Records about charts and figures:
"""

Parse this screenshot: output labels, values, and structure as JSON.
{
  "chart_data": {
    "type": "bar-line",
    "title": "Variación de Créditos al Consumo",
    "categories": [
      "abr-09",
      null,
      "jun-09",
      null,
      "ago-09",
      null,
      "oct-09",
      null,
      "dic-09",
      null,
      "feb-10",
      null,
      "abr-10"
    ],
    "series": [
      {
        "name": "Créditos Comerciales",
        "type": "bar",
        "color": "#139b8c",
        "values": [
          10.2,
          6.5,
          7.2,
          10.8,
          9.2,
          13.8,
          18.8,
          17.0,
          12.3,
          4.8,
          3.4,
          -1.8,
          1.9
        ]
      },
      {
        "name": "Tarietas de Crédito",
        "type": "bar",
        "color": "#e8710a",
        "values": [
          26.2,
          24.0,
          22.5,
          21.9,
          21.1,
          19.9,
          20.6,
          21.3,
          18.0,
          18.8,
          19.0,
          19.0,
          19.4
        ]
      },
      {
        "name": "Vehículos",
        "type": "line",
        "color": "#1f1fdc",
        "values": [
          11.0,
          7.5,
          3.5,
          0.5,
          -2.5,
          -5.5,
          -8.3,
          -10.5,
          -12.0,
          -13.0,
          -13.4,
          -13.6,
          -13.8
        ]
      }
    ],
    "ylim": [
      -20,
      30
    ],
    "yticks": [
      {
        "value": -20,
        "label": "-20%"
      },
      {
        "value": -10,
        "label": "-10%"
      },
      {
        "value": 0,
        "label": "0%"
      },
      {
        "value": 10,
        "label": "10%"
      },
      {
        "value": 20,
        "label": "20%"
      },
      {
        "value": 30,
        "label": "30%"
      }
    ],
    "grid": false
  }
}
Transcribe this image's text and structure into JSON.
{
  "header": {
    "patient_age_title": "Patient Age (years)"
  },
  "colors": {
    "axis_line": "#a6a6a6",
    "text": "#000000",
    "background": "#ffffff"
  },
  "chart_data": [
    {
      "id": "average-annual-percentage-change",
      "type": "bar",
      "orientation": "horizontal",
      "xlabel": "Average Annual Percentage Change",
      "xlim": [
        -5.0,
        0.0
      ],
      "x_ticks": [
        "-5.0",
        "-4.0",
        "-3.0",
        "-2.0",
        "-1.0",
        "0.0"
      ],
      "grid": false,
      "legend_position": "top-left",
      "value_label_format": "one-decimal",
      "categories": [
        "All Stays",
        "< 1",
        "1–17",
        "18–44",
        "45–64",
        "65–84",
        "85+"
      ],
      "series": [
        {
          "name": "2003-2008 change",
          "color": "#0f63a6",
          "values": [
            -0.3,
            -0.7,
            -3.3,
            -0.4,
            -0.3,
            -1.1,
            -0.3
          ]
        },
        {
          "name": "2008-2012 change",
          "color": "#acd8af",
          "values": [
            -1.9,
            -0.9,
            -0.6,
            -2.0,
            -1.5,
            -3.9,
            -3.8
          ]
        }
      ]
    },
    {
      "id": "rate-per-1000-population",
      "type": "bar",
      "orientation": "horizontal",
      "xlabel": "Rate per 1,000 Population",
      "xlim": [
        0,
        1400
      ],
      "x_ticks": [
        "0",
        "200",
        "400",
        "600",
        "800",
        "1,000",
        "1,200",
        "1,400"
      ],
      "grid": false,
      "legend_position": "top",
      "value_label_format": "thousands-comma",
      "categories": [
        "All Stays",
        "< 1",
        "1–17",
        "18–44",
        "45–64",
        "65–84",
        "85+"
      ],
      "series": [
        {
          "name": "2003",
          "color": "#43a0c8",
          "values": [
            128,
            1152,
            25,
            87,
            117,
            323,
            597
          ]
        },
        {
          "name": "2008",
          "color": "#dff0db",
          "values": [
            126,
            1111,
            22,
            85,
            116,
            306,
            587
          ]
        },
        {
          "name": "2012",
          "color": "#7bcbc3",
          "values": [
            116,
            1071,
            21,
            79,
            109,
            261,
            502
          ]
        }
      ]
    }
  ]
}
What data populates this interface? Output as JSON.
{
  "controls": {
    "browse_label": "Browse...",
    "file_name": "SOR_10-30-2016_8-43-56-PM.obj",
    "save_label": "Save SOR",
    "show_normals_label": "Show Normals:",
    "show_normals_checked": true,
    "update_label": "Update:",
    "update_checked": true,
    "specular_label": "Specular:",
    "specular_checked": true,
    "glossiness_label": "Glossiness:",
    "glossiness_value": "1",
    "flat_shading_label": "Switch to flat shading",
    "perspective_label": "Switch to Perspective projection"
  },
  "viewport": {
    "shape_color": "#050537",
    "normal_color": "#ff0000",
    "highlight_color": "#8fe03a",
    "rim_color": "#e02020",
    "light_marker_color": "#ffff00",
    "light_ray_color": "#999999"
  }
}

"""

Work to complete:
Copy each record from above exactly, and include every line.

Written answer:
Parse this screenshot: output labels, values, and structure as JSON.
{
  "chart_data": {
    "type": "bar-line",
    "title": "Variación de Créditos al Consumo",
    "categories": [
      "abr-09",
      null,
      "jun-09",
      null,
      "ago-09",
      null,
      "oct-09",
      null,
      "dic-09",
      null,
      "feb-10",
      null,
      "abr-10"
    ],
    "series": [
      {
        "name": "Créditos Comerciales",
        "type": "bar",
        "color": "#139b8c",
        "values": [
          10.2,
          6.5,
          7.2,
          10.8,
          9.2,
          13.8,
          18.8,
          17.0,
          12.3,
          4.8,
          3.4,
          -1.8,
          1.9
        ]
      },
      {
        "name": "Tarietas de Crédito",
        "type": "bar",
        "color": "#e8710a",
        "values": [
          26.2,
          24.0,
          22.5,
          21.9,
          21.1,
          19.9,
          20.6,
          21.3,
          18.0,
          18.8,
          19.0,
          19.0,
          19.4
        ]
      },
      {
        "name": "Vehículos",
        "type": "line",
        "color": "#1f1fdc",
        "values": [
          11.0,
          7.5,
          3.5,
          0.5,
          -2.5,
          -5.5,
          -8.3,
          -10.5,
          -12.0,
          -13.0,
          -13.4,
          -13.6,
          -13.8
        ]
      }
    ],
    "ylim": [
      -20,
      30
    ],
    "yticks": [
      {
        "value": -20,
        "label": "-20%"
      },
      {
        "value": -10,
        "label": "-10%"
      },
      {
        "value": 0,
        "label": "0%"
      },
      {
        "value": 10,
        "label": "10%"
      },
      {
        "value": 20,
        "label": "20%"
      },
      {
        "value": 30,
        "label": "30%"
      }
    ],
    "grid": false
  }
}
Transcribe this image's text and structure into JSON.
{
  "header": {
    "patient_age_title": "Patient Age (years)"
  },
  "colors": {
    "axis_line": "#a6a6a6",
    "text": "#000000",
    "background": "#ffffff"
  },
  "chart_data": [
    {
      "id": "average-annual-percentage-change",
      "type": "bar",
      "orientation": "horizontal",
      "xlabel": "Average Annual Percentage Change",
      "xlim": [
        -5.0,
        0.0
      ],
      "x_ticks": [
        "-5.0",
        "-4.0",
        "-3.0",
        "-2.0",
        "-1.0",
        "0.0"
      ],
      "grid": false,
      "legend_position": "top-left",
      "value_label_format": "one-decimal",
      "categories": [
        "All Stays",
        "< 1",
        "1–17",
        "18–44",
        "45–64",
        "65–84",
        "85+"
      ],
      "series": [
        {
          "name": "2003-2008 change",
          "color": "#0f63a6",
          "values": [
            -0.3,
            -0.7,
            -3.3,
            -0.4,
            -0.3,
            -1.1,
            -0.3
          ]
        },
        {
          "name": "2008-2012 change",
          "color": "#acd8af",
          "values": [
            -1.9,
            -0.9,
            -0.6,
            -2.0,
            -1.5,
            -3.9,
            -3.8
          ]
        }
      ]
    },
    {
      "id": "rate-per-1000-population",
      "type": "bar",
      "orientation": "horizontal",
      "xlabel": "Rate per 1,000 Population",
      "xlim": [
        0,
        1400
      ],
      "x_ticks": [
        "0",
        "200",
        "400",
        "600",
        "800",
        "1,000",
        "1,200",
        "1,400"
      ],
      "grid": false,
      "legend_position": "top",
      "value_label_format": "thousands-comma",
      "categories": [
        "All Stays",
        "< 1",
        "1–17",
        "18–44",
        "45–64",
        "65–84",
        "85+"
      ],
      "series": [
        {
          "name": "2003",
          "color": "#43a0c8",
          "values": [
            128,
            1152,
            25,
            87,
            117,
            323,
            597
          ]
        },
        {
          "name": "2008",
          "color": "#dff0db",
          "values": [
            126,
            1111,
            22,
            85,
            116,
            306,
            587
          ]
        },
        {
          "name": "2012",
          "color": "#7bcbc3",
          "values": [
            116,
            1071,
            21,
            79,
            109,
            261,
            502
          ]
        }
      ]
    }
  ]
}
What data populates this interface? Output as JSON.
{
  "controls": {
    "browse_label": "Browse...",
    "file_name": "SOR_10-30-2016_8-43-56-PM.obj",
    "save_label": "Save SOR",
    "show_normals_label": "Show Normals:",
    "show_normals_checked": true,
    "update_label": "Update:",
    "update_checked": true,
    "specular_label": "Specular:",
    "specular_checked": true,
    "glossiness_label": "Glossiness:",
    "glossiness_value": "1",
    "flat_shading_label": "Switch to flat shading",
    "perspective_label": "Switch to Perspective projection"
  },
  "viewport": {
    "shape_color": "#050537",
    "normal_color": "#ff0000",
    "highlight_color": "#8fe03a",
    "rim_color": "#e02020",
    "light_marker_color": "#ffff00",
    "light_ray_color": "#999999"
  }
}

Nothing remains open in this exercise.